Task to complete – Collect each line of the records containing the string "title".
— Start of Input data —
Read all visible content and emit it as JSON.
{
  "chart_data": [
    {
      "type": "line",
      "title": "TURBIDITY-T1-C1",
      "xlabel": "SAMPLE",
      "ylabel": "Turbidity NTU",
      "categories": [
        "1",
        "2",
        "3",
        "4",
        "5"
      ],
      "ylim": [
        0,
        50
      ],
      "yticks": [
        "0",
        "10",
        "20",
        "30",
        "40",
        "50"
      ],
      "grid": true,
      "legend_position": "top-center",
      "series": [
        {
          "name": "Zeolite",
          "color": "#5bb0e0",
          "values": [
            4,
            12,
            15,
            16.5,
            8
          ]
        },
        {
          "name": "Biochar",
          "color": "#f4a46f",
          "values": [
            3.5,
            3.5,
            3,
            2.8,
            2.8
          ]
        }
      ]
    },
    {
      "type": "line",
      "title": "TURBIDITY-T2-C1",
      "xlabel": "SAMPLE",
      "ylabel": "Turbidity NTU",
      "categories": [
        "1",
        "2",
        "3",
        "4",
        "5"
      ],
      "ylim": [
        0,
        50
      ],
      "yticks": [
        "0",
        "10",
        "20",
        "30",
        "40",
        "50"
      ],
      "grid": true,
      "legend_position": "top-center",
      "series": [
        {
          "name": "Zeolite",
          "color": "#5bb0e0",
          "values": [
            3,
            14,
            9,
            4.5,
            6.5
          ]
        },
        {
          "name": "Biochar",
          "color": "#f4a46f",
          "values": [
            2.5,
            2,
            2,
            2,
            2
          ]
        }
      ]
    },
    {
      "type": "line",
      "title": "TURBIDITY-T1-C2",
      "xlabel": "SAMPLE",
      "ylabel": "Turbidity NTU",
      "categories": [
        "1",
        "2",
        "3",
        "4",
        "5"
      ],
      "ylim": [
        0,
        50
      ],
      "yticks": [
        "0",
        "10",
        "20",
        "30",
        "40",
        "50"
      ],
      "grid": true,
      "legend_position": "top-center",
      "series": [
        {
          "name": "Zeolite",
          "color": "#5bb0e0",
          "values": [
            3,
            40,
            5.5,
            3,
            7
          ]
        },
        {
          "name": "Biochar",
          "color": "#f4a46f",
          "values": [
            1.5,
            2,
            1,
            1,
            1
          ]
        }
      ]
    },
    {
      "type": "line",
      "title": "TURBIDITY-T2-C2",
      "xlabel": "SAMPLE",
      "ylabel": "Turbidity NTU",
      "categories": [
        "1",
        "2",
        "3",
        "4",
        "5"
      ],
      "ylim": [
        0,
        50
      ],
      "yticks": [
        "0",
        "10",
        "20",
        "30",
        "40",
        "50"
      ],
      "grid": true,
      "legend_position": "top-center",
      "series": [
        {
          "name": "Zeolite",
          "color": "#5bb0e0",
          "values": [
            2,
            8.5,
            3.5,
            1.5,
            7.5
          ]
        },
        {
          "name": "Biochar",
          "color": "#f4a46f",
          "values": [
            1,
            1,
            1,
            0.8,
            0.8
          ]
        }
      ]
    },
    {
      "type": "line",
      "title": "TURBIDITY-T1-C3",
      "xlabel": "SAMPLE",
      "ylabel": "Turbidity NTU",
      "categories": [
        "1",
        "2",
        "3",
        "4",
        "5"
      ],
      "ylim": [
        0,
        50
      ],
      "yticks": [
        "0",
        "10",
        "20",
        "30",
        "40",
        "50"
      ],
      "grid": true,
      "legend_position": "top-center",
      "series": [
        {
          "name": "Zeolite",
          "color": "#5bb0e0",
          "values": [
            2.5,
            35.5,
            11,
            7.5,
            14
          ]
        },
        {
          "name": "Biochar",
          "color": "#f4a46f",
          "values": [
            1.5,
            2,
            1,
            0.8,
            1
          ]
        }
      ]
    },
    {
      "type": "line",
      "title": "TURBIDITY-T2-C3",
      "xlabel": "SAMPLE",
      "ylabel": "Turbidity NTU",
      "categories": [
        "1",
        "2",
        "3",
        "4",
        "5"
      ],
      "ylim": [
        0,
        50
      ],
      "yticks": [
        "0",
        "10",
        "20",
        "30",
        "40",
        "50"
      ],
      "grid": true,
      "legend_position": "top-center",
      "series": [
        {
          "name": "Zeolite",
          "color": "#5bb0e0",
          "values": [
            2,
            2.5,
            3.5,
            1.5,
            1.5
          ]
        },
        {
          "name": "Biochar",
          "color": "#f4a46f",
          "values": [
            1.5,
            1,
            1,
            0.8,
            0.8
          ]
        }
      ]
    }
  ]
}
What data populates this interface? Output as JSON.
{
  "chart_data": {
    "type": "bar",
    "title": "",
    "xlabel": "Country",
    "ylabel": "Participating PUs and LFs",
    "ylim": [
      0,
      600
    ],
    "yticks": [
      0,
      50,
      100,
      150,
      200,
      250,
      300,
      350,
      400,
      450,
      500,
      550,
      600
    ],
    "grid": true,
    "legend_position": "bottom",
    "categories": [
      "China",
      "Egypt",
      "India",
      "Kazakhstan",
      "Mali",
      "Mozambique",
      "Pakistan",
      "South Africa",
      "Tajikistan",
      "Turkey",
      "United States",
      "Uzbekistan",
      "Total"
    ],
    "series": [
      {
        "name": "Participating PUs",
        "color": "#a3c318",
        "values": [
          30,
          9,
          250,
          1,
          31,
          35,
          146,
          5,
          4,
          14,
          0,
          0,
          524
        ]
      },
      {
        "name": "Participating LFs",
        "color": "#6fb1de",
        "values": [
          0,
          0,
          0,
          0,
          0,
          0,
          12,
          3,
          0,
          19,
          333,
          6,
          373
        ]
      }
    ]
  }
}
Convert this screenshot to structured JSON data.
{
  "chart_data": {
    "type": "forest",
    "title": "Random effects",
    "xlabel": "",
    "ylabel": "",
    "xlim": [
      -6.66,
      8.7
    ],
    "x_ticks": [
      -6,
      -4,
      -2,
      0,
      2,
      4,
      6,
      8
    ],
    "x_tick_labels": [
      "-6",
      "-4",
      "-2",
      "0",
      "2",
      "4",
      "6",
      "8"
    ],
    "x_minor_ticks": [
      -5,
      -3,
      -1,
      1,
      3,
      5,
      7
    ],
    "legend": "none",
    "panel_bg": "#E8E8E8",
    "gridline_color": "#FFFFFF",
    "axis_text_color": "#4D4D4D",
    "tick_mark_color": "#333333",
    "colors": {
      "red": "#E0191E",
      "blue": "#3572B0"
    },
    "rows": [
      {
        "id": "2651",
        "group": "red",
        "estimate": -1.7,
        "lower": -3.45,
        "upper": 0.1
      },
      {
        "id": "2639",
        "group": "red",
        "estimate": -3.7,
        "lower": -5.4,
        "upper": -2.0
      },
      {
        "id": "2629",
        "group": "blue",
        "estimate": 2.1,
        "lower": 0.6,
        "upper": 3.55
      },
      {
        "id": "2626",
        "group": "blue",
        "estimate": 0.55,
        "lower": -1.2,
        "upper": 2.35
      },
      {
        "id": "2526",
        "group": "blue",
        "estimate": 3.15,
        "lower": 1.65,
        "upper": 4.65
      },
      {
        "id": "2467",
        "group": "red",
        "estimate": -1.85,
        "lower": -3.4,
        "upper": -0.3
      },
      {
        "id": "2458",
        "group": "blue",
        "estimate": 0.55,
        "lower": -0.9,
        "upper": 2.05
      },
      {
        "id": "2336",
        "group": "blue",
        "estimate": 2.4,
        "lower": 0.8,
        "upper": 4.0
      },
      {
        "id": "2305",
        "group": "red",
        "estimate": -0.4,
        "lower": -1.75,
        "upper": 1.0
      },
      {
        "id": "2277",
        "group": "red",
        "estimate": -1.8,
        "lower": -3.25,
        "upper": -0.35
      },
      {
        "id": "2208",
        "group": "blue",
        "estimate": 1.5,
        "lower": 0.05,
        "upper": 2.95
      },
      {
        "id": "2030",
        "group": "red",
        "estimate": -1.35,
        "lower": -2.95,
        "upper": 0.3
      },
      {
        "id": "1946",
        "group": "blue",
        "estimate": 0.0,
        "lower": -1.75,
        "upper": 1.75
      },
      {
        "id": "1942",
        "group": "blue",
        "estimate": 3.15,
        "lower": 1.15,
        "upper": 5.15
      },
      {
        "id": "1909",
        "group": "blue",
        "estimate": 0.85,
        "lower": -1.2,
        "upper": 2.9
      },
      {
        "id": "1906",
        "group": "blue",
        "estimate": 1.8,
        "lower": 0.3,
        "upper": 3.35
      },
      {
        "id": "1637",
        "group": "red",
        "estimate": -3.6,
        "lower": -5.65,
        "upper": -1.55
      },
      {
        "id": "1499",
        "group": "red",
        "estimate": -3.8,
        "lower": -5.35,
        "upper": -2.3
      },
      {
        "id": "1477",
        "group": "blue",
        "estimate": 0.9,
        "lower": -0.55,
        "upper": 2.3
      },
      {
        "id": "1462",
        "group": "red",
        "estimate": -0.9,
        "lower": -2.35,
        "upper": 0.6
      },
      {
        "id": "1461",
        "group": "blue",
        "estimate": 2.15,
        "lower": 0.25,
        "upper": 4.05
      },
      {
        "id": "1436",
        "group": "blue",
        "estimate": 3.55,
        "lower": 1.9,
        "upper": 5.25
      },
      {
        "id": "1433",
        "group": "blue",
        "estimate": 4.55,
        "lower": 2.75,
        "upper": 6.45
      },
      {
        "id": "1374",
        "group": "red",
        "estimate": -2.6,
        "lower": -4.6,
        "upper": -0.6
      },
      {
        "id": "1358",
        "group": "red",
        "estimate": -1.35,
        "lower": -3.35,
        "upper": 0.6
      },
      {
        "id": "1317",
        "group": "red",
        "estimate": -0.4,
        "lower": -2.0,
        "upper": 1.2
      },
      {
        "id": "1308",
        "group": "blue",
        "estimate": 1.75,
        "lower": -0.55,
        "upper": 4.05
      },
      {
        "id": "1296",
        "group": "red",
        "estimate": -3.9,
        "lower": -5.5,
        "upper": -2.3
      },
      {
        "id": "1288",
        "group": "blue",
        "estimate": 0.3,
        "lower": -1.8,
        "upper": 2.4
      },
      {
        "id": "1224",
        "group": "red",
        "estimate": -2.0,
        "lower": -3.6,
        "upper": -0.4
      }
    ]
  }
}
— End of Input data —
Solution to this exercise –
      "title": "TURBIDITY-T1-C1",
      "title": "TURBIDITY-T2-C1",
      "title": "TURBIDITY-T1-C2",
      "title": "TURBIDITY-T2-C2",
      "title": "TURBIDITY-T1-C3",
      "title": "TURBIDITY-T2-C3",
    "title": "",
    "title": "Random effects",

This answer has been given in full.